Given data -
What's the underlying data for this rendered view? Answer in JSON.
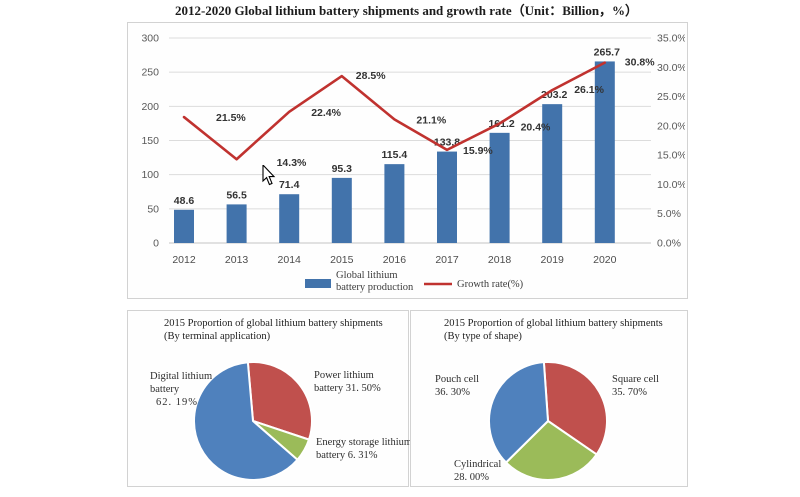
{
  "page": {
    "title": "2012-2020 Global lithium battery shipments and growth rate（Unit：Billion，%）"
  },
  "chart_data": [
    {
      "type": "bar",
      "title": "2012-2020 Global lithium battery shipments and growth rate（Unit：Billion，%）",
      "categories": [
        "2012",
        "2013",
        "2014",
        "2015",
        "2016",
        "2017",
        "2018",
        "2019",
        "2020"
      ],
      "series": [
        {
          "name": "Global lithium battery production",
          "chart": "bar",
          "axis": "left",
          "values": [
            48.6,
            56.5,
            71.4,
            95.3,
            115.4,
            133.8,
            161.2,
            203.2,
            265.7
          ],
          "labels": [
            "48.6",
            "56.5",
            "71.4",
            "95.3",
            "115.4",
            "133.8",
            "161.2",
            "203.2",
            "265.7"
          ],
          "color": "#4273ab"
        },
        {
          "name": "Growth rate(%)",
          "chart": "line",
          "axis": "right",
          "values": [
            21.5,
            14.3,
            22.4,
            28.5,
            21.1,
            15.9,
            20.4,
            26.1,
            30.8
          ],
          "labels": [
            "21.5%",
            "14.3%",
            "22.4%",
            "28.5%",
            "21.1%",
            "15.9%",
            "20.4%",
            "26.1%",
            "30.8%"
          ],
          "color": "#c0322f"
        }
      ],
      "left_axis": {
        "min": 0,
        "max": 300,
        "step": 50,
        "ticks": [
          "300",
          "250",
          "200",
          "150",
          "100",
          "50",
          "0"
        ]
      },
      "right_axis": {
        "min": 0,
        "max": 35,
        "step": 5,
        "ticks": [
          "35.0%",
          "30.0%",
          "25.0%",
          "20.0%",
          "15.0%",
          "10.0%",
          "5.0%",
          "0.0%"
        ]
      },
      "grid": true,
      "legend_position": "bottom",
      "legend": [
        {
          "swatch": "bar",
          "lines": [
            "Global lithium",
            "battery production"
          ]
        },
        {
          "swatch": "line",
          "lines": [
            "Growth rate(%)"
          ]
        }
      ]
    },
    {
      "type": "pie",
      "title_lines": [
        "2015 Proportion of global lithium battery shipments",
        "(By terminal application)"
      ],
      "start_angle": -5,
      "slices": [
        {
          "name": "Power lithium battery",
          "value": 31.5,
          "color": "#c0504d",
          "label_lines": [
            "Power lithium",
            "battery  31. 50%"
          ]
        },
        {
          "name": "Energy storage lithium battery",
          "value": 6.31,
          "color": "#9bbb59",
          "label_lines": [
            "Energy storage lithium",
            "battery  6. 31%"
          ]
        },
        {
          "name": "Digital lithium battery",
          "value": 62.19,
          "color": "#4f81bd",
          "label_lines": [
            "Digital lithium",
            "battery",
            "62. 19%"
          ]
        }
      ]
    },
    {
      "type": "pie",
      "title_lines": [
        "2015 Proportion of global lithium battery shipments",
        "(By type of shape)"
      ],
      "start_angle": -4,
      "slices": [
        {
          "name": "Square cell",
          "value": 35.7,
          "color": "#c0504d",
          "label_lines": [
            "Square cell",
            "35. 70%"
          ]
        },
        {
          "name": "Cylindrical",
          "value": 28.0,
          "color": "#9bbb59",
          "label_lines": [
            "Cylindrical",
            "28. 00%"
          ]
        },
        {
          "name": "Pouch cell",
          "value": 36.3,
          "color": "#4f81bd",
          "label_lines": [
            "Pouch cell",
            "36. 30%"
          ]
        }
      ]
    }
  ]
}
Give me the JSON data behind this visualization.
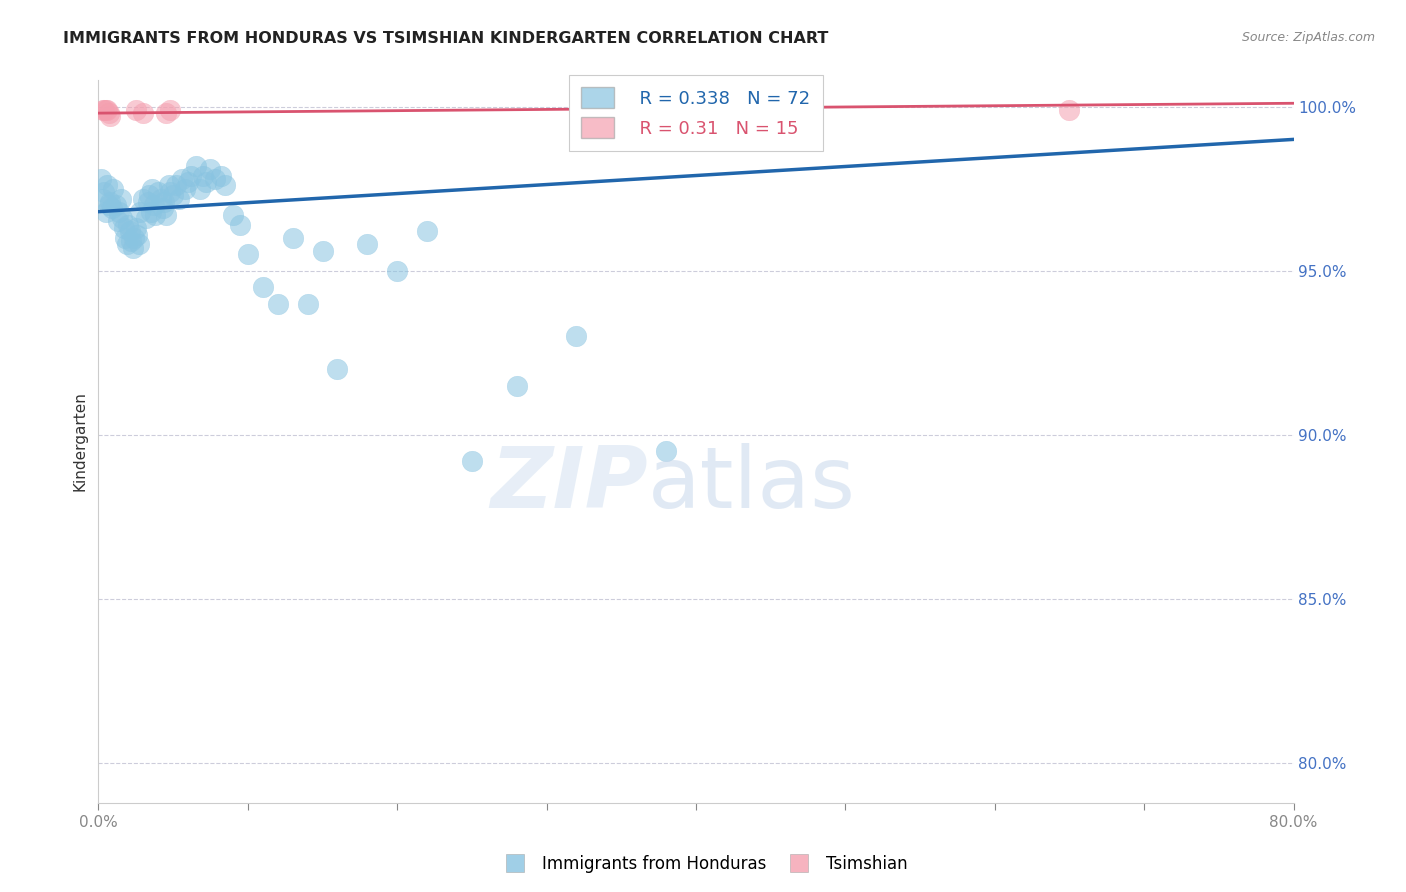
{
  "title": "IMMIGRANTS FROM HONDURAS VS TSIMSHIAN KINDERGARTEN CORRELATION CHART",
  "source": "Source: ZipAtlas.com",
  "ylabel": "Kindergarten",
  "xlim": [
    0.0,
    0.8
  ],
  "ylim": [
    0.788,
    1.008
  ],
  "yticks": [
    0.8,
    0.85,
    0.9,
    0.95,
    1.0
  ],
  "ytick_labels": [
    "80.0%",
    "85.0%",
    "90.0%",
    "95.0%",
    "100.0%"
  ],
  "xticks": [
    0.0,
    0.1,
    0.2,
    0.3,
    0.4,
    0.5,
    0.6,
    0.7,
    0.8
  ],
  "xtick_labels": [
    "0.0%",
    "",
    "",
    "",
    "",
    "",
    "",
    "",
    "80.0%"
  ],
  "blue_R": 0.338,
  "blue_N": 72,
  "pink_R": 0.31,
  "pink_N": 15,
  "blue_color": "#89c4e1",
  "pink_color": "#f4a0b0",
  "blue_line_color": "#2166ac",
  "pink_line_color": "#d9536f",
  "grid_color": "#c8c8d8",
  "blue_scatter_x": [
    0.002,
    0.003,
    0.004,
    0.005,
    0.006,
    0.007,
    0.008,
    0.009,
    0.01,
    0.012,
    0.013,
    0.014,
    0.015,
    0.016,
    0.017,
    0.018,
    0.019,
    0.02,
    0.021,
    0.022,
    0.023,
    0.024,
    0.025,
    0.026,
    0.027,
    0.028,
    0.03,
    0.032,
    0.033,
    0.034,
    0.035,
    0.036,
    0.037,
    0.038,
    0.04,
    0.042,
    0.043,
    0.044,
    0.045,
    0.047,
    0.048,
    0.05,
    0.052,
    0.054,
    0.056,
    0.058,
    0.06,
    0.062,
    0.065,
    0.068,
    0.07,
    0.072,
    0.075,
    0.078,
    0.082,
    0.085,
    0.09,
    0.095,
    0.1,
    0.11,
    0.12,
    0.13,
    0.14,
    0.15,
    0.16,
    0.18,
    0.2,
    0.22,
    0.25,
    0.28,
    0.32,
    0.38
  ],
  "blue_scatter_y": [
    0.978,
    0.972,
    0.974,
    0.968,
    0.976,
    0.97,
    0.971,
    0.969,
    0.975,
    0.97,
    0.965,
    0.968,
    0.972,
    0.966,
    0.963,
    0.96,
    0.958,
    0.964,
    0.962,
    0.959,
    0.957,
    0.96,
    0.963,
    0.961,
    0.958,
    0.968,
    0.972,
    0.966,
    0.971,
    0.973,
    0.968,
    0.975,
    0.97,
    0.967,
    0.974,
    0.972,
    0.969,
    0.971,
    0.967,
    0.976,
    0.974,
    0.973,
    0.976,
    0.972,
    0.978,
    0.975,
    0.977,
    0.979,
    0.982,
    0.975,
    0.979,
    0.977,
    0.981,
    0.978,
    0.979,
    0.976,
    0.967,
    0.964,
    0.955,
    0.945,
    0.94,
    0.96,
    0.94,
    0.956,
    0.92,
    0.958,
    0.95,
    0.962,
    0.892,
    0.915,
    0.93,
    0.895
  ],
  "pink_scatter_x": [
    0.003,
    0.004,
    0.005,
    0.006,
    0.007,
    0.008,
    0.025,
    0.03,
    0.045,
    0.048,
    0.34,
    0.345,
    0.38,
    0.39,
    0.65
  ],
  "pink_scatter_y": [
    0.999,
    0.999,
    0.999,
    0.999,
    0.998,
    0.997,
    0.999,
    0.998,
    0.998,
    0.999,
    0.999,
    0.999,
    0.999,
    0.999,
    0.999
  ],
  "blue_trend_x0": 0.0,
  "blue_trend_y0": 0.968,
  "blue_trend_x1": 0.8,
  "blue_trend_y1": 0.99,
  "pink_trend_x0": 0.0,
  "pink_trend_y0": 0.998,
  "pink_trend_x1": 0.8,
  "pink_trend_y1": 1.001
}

Job - Pictures are not part of the copy; reproduce everything else in the records exactly.

Expected output -
What's the underlying data for this rendered view? Answer in JSON.
{
  "page": {
    "title": "2012-2020 Global lithium battery shipments and growth rate（Unit：Billion，%）"
  },
  "chart_data": [
    {
      "type": "bar",
      "title": "2012-2020 Global lithium battery shipments and growth rate（Unit：Billion，%）",
      "categories": [
        "2012",
        "2013",
        "2014",
        "2015",
        "2016",
        "2017",
        "2018",
        "2019",
        "2020"
      ],
      "series": [
        {
          "name": "Global lithium battery production",
          "chart": "bar",
          "axis": "left",
          "values": [
            48.6,
            56.5,
            71.4,
            95.3,
            115.4,
            133.8,
            161.2,
            203.2,
            265.7
          ],
          "labels": [
            "48.6",
            "56.5",
            "71.4",
            "95.3",
            "115.4",
            "133.8",
            "161.2",
            "203.2",
            "265.7"
          ],
          "color": "#4273ab"
        },
        {
          "name": "Growth rate(%)",
          "chart": "line",
          "axis": "right",
          "values": [
            21.5,
            14.3,
            22.4,
            28.5,
            21.1,
            15.9,
            20.4,
            26.1,
            30.8
          ],
          "labels": [
            "21.5%",
            "14.3%",
            "22.4%",
            "28.5%",
            "21.1%",
            "15.9%",
            "20.4%",
            "26.1%",
            "30.8%"
          ],
          "color": "#c0322f"
        }
      ],
      "left_axis": {
        "min": 0,
        "max": 300,
        "step": 50,
        "ticks": [
          "300",
          "250",
          "200",
          "150",
          "100",
          "50",
          "0"
        ]
      },
      "right_axis": {
        "min": 0,
        "max": 35,
        "step": 5,
        "ticks": [
          "35.0%",
          "30.0%",
          "25.0%",
          "20.0%",
          "15.0%",
          "10.0%",
          "5.0%",
          "0.0%"
        ]
      },
      "grid": true,
      "legend_position": "bottom",
      "legend": [
        {
          "swatch": "bar",
          "lines": [
            "Global lithium",
            "battery production"
          ]
        },
        {
          "swatch": "line",
          "lines": [
            "Growth rate(%)"
          ]
        }
      ]
    },
    {
      "type": "pie",
      "title_lines": [
        "2015 Proportion of global lithium battery shipments",
        "(By terminal application)"
      ],
      "start_angle": -5,
      "slices": [
        {
          "name": "Power lithium battery",
          "value": 31.5,
          "color": "#c0504d",
          "label_lines": [
            "Power lithium",
            "battery  31. 50%"
          ]
        },
        {
          "name": "Energy storage lithium battery",
          "value": 6.31,
          "color": "#9bbb59",
          "label_lines": [
            "Energy storage lithium",
            "battery  6. 31%"
          ]
        },
        {
          "name": "Digital lithium battery",
          "value": 62.19,
          "color": "#4f81bd",
          "label_lines": [
            "Digital lithium",
            "battery",
            "62. 19%"
          ]
        }
      ]
    },
    {
      "type": "pie",
      "title_lines": [
        "2015 Proportion of global lithium battery shipments",
        "(By type of shape)"
      ],
      "start_angle": -4,
      "slices": [
        {
          "name": "Square cell",
          "value": 35.7,
          "color": "#c0504d",
          "label_lines": [
            "Square cell",
            "35. 70%"
          ]
        },
        {
          "name": "Cylindrical",
          "value": 28.0,
          "color": "#9bbb59",
          "label_lines": [
            "Cylindrical",
            "28. 00%"
          ]
        },
        {
          "name": "Pouch cell",
          "value": 36.3,
          "color": "#4f81bd",
          "label_lines": [
            "Pouch cell",
            "36. 30%"
          ]
        }
      ]
    }
  ]
}
Give me the JSON data behind this visualization.
{
  "title": "IMMIGRANTS FROM HONDURAS VS TSIMSHIAN KINDERGARTEN CORRELATION CHART",
  "source": "Source: ZipAtlas.com",
  "ylabel": "Kindergarten",
  "xlim": [
    0.0,
    0.8
  ],
  "ylim": [
    0.788,
    1.008
  ],
  "yticks": [
    0.8,
    0.85,
    0.9,
    0.95,
    1.0
  ],
  "ytick_labels": [
    "80.0%",
    "85.0%",
    "90.0%",
    "95.0%",
    "100.0%"
  ],
  "xticks": [
    0.0,
    0.1,
    0.2,
    0.3,
    0.4,
    0.5,
    0.6,
    0.7,
    0.8
  ],
  "xtick_labels": [
    "0.0%",
    "",
    "",
    "",
    "",
    "",
    "",
    "",
    "80.0%"
  ],
  "blue_R": 0.338,
  "blue_N": 72,
  "pink_R": 0.31,
  "pink_N": 15,
  "blue_color": "#89c4e1",
  "pink_color": "#f4a0b0",
  "blue_line_color": "#2166ac",
  "pink_line_color": "#d9536f",
  "grid_color": "#c8c8d8",
  "blue_scatter_x": [
    0.002,
    0.003,
    0.004,
    0.005,
    0.006,
    0.007,
    0.008,
    0.009,
    0.01,
    0.012,
    0.013,
    0.014,
    0.015,
    0.016,
    0.017,
    0.018,
    0.019,
    0.02,
    0.021,
    0.022,
    0.023,
    0.024,
    0.025,
    0.026,
    0.027,
    0.028,
    0.03,
    0.032,
    0.033,
    0.034,
    0.035,
    0.036,
    0.037,
    0.038,
    0.04,
    0.042,
    0.043,
    0.044,
    0.045,
    0.047,
    0.048,
    0.05,
    0.052,
    0.054,
    0.056,
    0.058,
    0.06,
    0.062,
    0.065,
    0.068,
    0.07,
    0.072,
    0.075,
    0.078,
    0.082,
    0.085,
    0.09,
    0.095,
    0.1,
    0.11,
    0.12,
    0.13,
    0.14,
    0.15,
    0.16,
    0.18,
    0.2,
    0.22,
    0.25,
    0.28,
    0.32,
    0.38
  ],
  "blue_scatter_y": [
    0.978,
    0.972,
    0.974,
    0.968,
    0.976,
    0.97,
    0.971,
    0.969,
    0.975,
    0.97,
    0.965,
    0.968,
    0.972,
    0.966,
    0.963,
    0.96,
    0.958,
    0.964,
    0.962,
    0.959,
    0.957,
    0.96,
    0.963,
    0.961,
    0.958,
    0.968,
    0.972,
    0.966,
    0.971,
    0.973,
    0.968,
    0.975,
    0.97,
    0.967,
    0.974,
    0.972,
    0.969,
    0.971,
    0.967,
    0.976,
    0.974,
    0.973,
    0.976,
    0.972,
    0.978,
    0.975,
    0.977,
    0.979,
    0.982,
    0.975,
    0.979,
    0.977,
    0.981,
    0.978,
    0.979,
    0.976,
    0.967,
    0.964,
    0.955,
    0.945,
    0.94,
    0.96,
    0.94,
    0.956,
    0.92,
    0.958,
    0.95,
    0.962,
    0.892,
    0.915,
    0.93,
    0.895
  ],
  "pink_scatter_x": [
    0.003,
    0.004,
    0.005,
    0.006,
    0.007,
    0.008,
    0.025,
    0.03,
    0.045,
    0.048,
    0.34,
    0.345,
    0.38,
    0.39,
    0.65
  ],
  "pink_scatter_y": [
    0.999,
    0.999,
    0.999,
    0.999,
    0.998,
    0.997,
    0.999,
    0.998,
    0.998,
    0.999,
    0.999,
    0.999,
    0.999,
    0.999,
    0.999
  ],
  "blue_trend_x0": 0.0,
  "blue_trend_y0": 0.968,
  "blue_trend_x1": 0.8,
  "blue_trend_y1": 0.99,
  "pink_trend_x0": 0.0,
  "pink_trend_y0": 0.998,
  "pink_trend_x1": 0.8,
  "pink_trend_y1": 1.001
}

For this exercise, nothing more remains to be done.